Go through the records and copy each line where the word "JSON" occurs.

◆ DATA LISTING
——————————

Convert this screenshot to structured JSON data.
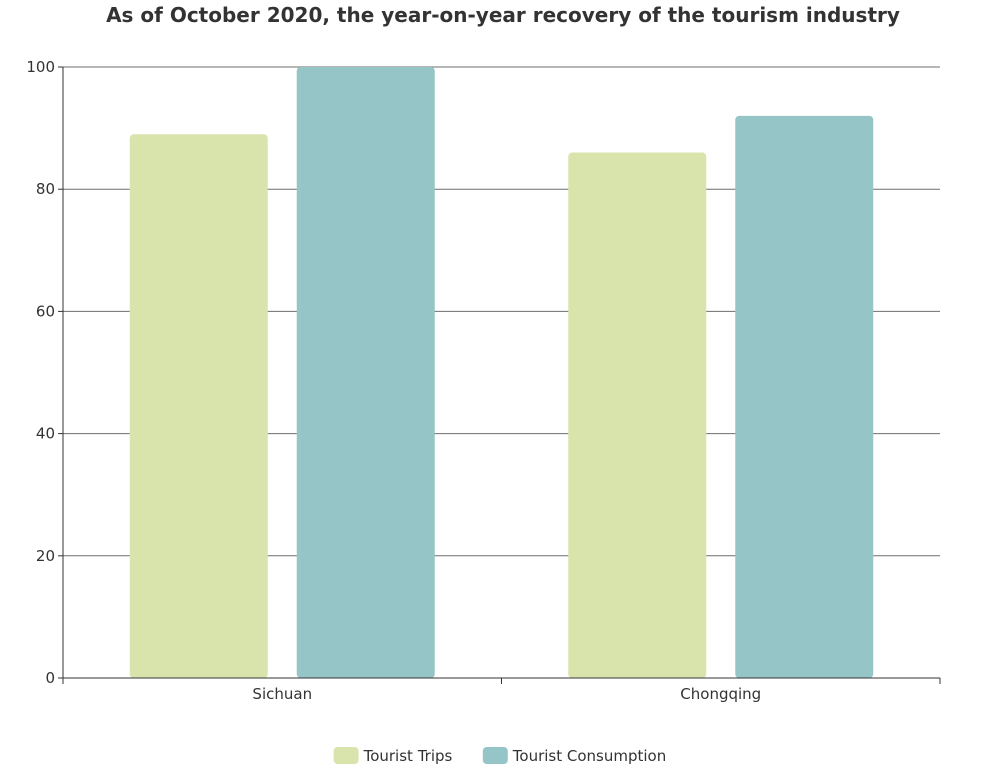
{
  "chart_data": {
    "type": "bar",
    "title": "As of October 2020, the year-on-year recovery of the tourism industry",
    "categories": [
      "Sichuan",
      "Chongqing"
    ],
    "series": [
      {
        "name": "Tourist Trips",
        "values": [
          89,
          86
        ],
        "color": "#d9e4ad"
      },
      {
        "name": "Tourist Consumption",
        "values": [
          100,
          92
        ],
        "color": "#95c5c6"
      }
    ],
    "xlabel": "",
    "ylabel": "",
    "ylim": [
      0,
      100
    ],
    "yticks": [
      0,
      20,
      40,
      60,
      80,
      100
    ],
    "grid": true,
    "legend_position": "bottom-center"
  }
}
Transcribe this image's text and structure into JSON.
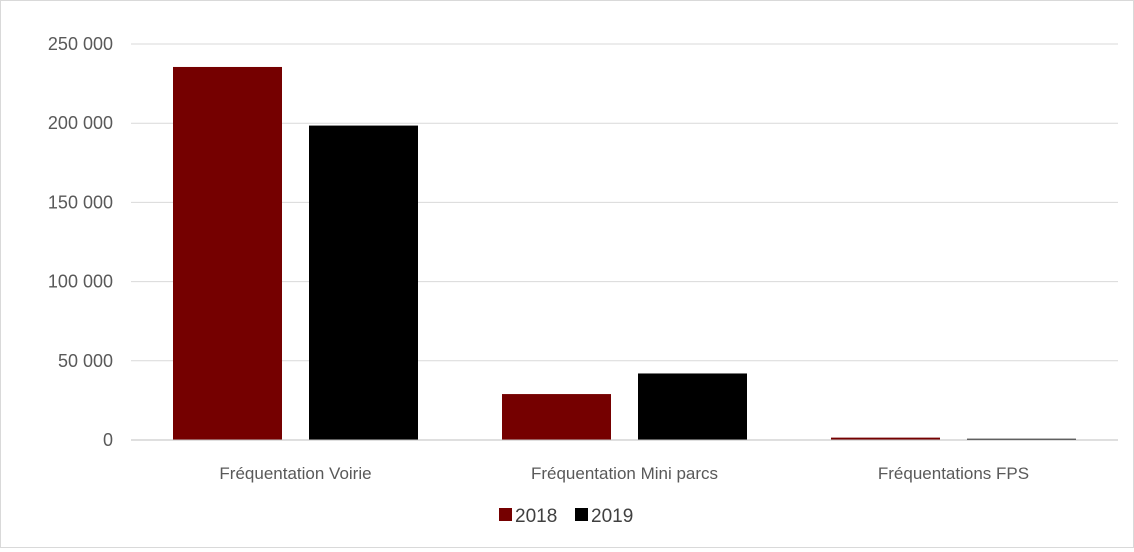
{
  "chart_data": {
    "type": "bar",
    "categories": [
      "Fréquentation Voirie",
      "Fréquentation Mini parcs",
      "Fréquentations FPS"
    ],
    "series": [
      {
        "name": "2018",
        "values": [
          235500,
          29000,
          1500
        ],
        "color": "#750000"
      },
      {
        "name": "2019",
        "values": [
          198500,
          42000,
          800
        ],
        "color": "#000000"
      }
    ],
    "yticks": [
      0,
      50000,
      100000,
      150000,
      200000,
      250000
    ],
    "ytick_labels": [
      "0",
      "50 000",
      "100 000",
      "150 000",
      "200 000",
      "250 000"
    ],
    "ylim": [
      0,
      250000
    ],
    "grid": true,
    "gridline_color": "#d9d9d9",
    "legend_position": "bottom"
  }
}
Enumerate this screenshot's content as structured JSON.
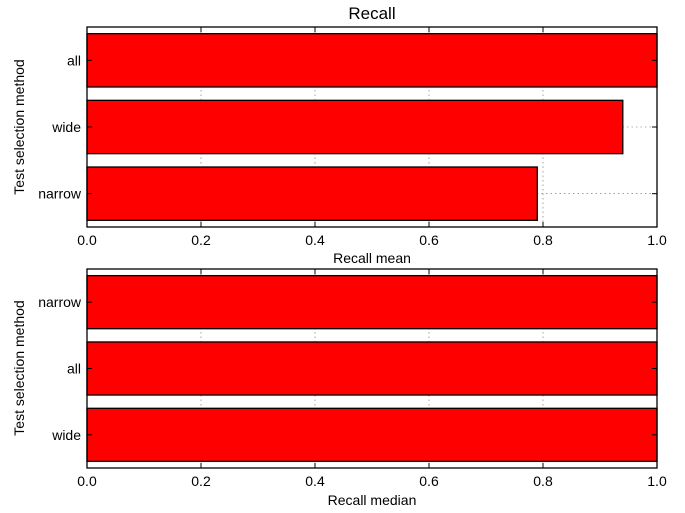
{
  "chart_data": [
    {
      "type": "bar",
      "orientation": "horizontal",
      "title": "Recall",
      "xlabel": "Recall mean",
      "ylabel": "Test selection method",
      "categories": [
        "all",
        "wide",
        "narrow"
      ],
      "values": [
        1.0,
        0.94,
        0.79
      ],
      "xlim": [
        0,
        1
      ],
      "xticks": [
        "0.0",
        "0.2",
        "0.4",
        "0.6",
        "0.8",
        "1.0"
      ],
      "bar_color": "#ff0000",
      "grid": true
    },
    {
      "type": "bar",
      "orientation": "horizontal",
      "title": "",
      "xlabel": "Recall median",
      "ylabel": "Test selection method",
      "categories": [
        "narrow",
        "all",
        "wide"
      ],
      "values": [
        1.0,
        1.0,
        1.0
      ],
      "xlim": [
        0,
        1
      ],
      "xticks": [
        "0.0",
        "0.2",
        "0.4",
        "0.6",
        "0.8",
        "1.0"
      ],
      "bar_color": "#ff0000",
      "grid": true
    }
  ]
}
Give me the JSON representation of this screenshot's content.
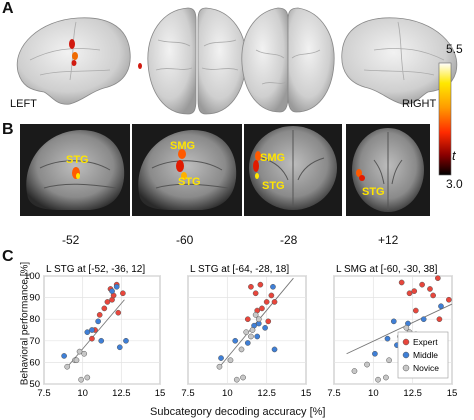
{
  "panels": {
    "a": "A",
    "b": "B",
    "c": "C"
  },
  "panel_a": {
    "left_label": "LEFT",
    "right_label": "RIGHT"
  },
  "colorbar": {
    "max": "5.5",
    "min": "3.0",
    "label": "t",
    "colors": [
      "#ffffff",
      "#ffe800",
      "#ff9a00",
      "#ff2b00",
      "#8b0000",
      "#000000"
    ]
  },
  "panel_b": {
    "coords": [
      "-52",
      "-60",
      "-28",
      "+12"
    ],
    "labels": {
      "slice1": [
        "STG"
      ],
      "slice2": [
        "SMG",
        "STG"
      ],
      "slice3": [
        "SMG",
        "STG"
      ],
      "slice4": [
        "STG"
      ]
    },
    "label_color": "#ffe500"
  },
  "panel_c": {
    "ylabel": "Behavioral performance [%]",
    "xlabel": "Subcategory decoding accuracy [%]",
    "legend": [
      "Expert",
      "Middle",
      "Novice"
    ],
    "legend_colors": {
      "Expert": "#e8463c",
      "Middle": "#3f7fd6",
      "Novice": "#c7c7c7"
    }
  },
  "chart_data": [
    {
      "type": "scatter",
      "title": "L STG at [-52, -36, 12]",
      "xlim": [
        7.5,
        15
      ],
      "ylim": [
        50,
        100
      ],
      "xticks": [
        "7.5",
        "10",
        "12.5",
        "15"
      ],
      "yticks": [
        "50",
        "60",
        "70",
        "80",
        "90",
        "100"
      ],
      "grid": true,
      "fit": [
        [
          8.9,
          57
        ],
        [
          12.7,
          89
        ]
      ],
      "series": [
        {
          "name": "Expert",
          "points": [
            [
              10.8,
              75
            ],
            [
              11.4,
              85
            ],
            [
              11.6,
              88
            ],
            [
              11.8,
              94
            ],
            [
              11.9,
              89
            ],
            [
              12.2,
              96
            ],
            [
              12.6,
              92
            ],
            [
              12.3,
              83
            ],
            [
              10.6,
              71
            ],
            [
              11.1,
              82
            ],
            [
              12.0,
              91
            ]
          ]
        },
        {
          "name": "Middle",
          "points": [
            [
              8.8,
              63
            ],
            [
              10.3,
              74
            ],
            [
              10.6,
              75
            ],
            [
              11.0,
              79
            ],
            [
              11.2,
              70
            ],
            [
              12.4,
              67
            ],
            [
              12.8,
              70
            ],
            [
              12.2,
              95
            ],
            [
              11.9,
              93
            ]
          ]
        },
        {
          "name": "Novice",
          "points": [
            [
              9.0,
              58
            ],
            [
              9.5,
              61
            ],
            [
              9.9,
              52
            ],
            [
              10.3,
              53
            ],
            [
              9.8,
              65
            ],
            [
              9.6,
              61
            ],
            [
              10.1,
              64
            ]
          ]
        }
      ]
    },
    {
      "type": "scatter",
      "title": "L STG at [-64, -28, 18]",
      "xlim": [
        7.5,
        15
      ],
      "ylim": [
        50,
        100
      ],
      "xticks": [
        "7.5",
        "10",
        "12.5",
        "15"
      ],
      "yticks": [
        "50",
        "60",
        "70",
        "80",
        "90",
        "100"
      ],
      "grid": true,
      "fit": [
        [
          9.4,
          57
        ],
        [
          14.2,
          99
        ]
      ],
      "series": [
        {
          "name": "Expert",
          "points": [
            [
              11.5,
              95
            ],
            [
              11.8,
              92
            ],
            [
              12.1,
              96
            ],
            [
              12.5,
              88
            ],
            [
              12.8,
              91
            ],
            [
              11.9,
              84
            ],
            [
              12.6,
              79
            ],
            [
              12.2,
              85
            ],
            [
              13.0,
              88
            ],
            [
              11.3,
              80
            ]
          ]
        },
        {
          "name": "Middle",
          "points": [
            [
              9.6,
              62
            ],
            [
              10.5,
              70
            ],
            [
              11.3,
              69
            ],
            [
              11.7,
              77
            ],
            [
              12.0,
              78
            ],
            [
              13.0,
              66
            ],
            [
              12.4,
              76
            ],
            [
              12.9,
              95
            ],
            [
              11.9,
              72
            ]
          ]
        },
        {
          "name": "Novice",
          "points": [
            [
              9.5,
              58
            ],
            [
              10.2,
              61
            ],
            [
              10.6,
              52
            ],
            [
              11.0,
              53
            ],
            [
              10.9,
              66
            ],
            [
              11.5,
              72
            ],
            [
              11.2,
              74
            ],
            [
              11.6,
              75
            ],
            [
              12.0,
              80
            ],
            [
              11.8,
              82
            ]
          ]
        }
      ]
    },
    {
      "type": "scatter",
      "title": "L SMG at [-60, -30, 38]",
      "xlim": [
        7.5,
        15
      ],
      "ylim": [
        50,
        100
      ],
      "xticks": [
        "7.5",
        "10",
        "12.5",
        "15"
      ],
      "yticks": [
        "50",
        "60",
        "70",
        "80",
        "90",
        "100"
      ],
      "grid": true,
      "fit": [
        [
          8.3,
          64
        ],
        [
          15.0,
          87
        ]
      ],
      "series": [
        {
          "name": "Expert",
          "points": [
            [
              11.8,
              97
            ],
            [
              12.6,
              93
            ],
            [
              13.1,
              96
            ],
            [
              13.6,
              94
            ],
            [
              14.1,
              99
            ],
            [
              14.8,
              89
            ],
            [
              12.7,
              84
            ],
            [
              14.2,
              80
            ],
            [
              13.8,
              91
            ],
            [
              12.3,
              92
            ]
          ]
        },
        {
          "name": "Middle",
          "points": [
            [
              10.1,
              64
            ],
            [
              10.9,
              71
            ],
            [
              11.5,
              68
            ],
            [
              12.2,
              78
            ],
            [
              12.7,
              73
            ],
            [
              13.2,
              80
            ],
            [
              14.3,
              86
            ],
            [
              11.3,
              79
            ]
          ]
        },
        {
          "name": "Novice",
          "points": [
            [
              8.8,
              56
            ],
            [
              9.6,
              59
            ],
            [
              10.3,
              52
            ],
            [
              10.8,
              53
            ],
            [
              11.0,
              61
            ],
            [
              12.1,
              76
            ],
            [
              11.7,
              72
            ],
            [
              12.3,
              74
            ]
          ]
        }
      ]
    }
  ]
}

——————————

◆ ANSWER BELOW
Convert this screenshot to structured JSON data.
Transcribe this image's text and structure into JSON.
Enumerate this screenshot's content as structured JSON.
Give me the JSON representation of this screenshot's content.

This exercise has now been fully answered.